TASK PROMPT:
In the copy, keep every record exact and leave out all images.

DATASET ENTRIES:
---+---

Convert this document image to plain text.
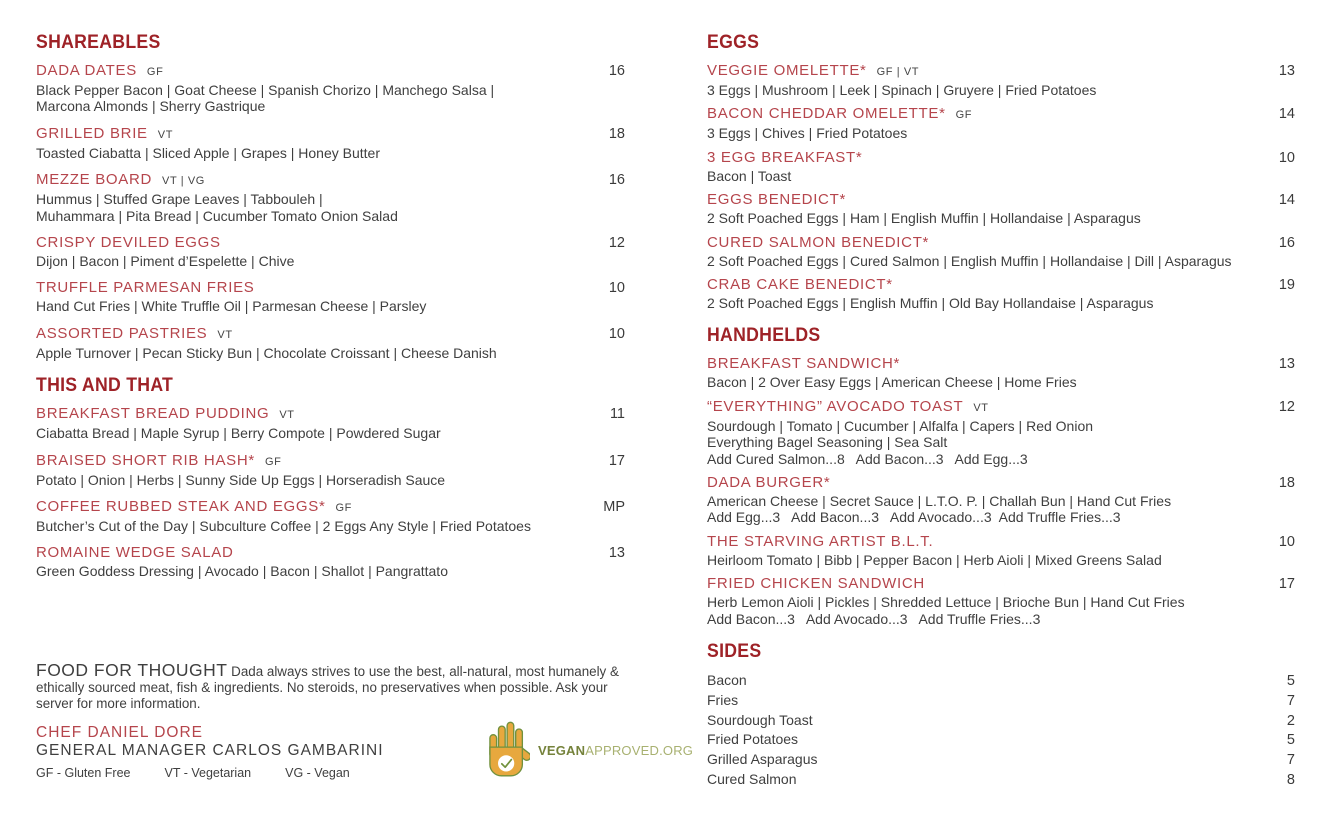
SHAREABLES
DADA DATES GF	16
Black Pepper Bacon | Goat Cheese | Spanish Chorizo | Manchego Salsa |
Marcona Almonds | Sherry Gastrique
GRILLED BRIE VT	18
Toasted Ciabatta | Sliced Apple | Grapes | Honey Butter
MEZZE BOARD VT | VG	16
Hummus | Stuffed Grape Leaves | Tabbouleh |
Muhammara | Pita Bread | Cucumber Tomato Onion Salad
CRISPY DEVILED EGGS	12
Dijon | Bacon | Piment d’Espelette | Chive
TRUFFLE PARMESAN FRIES	10
Hand Cut Fries | White Truffle Oil | Parmesan Cheese | Parsley
ASSORTED PASTRIES VT	10
Apple Turnover | Pecan Sticky Bun | Chocolate Croissant | Cheese Danish
THIS AND THAT
BREAKFAST BREAD PUDDING VT	11
Ciabatta Bread | Maple Syrup | Berry Compote | Powdered Sugar
BRAISED SHORT RIB HASH* GF	17
Potato | Onion | Herbs | Sunny Side Up Eggs | Horseradish Sauce
COFFEE RUBBED STEAK AND EGGS* GF	MP
Butcher’s Cut of the Day | Subculture Coffee | 2 Eggs Any Style | Fried Potatoes
ROMAINE WEDGE SALAD	13
Green Goddess Dressing | Avocado | Bacon | Shallot | Pangrattato
EGGS
VEGGIE OMELETTE* GF | VT	13
3 Eggs | Mushroom | Leek | Spinach | Gruyere | Fried Potatoes
BACON CHEDDAR OMELETTE* GF	14
3 Eggs | Chives | Fried Potatoes
3 EGG BREAKFAST*	10
Bacon | Toast
EGGS BENEDICT*	14
2 Soft Poached Eggs | Ham | English Muffin | Hollandaise | Asparagus
CURED SALMON BENEDICT*	16
2 Soft Poached Eggs | Cured Salmon | English Muffin | Hollandaise | Dill | Asparagus
CRAB CAKE BENEDICT*	19
2 Soft Poached Eggs | English Muffin | Old Bay Hollandaise | Asparagus
HANDHELDS
BREAKFAST SANDWICH*	13
Bacon | 2 Over Easy Eggs | American Cheese | Home Fries
“EVERYTHING” AVOCADO TOAST VT	12
Sourdough | Tomato | Cucumber | Alfalfa | Capers | Red Onion
Everything Bagel Seasoning | Sea Salt
Add Cured Salmon...8   Add Bacon...3   Add Egg...3
DADA BURGER*	18
American Cheese | Secret Sauce | L.T.O. P. | Challah Bun | Hand Cut Fries
Add Egg...3   Add Bacon...3   Add Avocado...3  Add Truffle Fries...3
THE STARVING ARTIST B.L.T.	10
Heirloom Tomato | Bibb | Pepper Bacon | Herb Aioli | Mixed Greens Salad
FRIED CHICKEN SANDWICH	17
Herb Lemon Aioli | Pickles | Shredded Lettuce | Brioche Bun | Hand Cut Fries
Add Bacon...3   Add Avocado...3   Add Truffle Fries...3
SIDES
Bacon	5
Fries	7
Sourdough Toast	2
Fried Potatoes	5
Grilled Asparagus	7
Cured Salmon	8

FOOD FOR THOUGHT Dada always strives to use the best, all-natural, most humanely & ethically sourced meat, fish & ingredients. No steroids, no preservatives when possible. Ask your server for more information.

CHEF DANIEL DORE
GENERAL MANAGER CARLOS GAMBARINI
GF - Gluten Free	VT - Vegetarian	VG - Vegan
VEGANAPPROVED.ORG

---+---

WORKED SOLUTION:
Convert this document image to plain text.
SHAREABLES
DADA DATES GF	16
Black Pepper Bacon | Goat Cheese | Spanish Chorizo | Manchego Salsa |
Marcona Almonds | Sherry Gastrique
GRILLED BRIE VT	18
Toasted Ciabatta | Sliced Apple | Grapes | Honey Butter
MEZZE BOARD VT | VG	16
Hummus | Stuffed Grape Leaves | Tabbouleh |
Muhammara | Pita Bread | Cucumber Tomato Onion Salad
CRISPY DEVILED EGGS	12
Dijon | Bacon | Piment d’Espelette | Chive
TRUFFLE PARMESAN FRIES	10
Hand Cut Fries | White Truffle Oil | Parmesan Cheese | Parsley
ASSORTED PASTRIES VT	10
Apple Turnover | Pecan Sticky Bun | Chocolate Croissant | Cheese Danish
THIS AND THAT
BREAKFAST BREAD PUDDING VT	11
Ciabatta Bread | Maple Syrup | Berry Compote | Powdered Sugar
BRAISED SHORT RIB HASH* GF	17
Potato | Onion | Herbs | Sunny Side Up Eggs | Horseradish Sauce
COFFEE RUBBED STEAK AND EGGS* GF	MP
Butcher’s Cut of the Day | Subculture Coffee | 2 Eggs Any Style | Fried Potatoes
ROMAINE WEDGE SALAD	13
Green Goddess Dressing | Avocado | Bacon | Shallot | Pangrattato
EGGS
VEGGIE OMELETTE* GF | VT	13
3 Eggs | Mushroom | Leek | Spinach | Gruyere | Fried Potatoes
BACON CHEDDAR OMELETTE* GF	14
3 Eggs | Chives | Fried Potatoes
3 EGG BREAKFAST*	10
Bacon | Toast
EGGS BENEDICT*	14
2 Soft Poached Eggs | Ham | English Muffin | Hollandaise | Asparagus
CURED SALMON BENEDICT*	16
2 Soft Poached Eggs | Cured Salmon | English Muffin | Hollandaise | Dill | Asparagus
CRAB CAKE BENEDICT*	19
2 Soft Poached Eggs | English Muffin | Old Bay Hollandaise | Asparagus
HANDHELDS
BREAKFAST SANDWICH*	13
Bacon | 2 Over Easy Eggs | American Cheese | Home Fries
“EVERYTHING” AVOCADO TOAST VT	12
Sourdough | Tomato | Cucumber | Alfalfa | Capers | Red Onion
Everything Bagel Seasoning | Sea Salt
Add Cured Salmon...8   Add Bacon...3   Add Egg...3
DADA BURGER*	18
American Cheese | Secret Sauce | L.T.O. P. | Challah Bun | Hand Cut Fries
Add Egg...3   Add Bacon...3   Add Avocado...3  Add Truffle Fries...3
THE STARVING ARTIST B.L.T.	10
Heirloom Tomato | Bibb | Pepper Bacon | Herb Aioli | Mixed Greens Salad
FRIED CHICKEN SANDWICH	17
Herb Lemon Aioli | Pickles | Shredded Lettuce | Brioche Bun | Hand Cut Fries
Add Bacon...3   Add Avocado...3   Add Truffle Fries...3
SIDES
Bacon	5
Fries	7
Sourdough Toast	2
Fried Potatoes	5
Grilled Asparagus	7
Cured Salmon	8

FOOD FOR THOUGHT Dada always strives to use the best, all-natural, most humanely & ethically sourced meat, fish & ingredients. No steroids, no preservatives when possible. Ask your server for more information.

CHEF DANIEL DORE
GENERAL MANAGER CARLOS GAMBARINI
GF - Gluten Free	VT - Vegetarian	VG - Vegan
VEGANAPPROVED.ORG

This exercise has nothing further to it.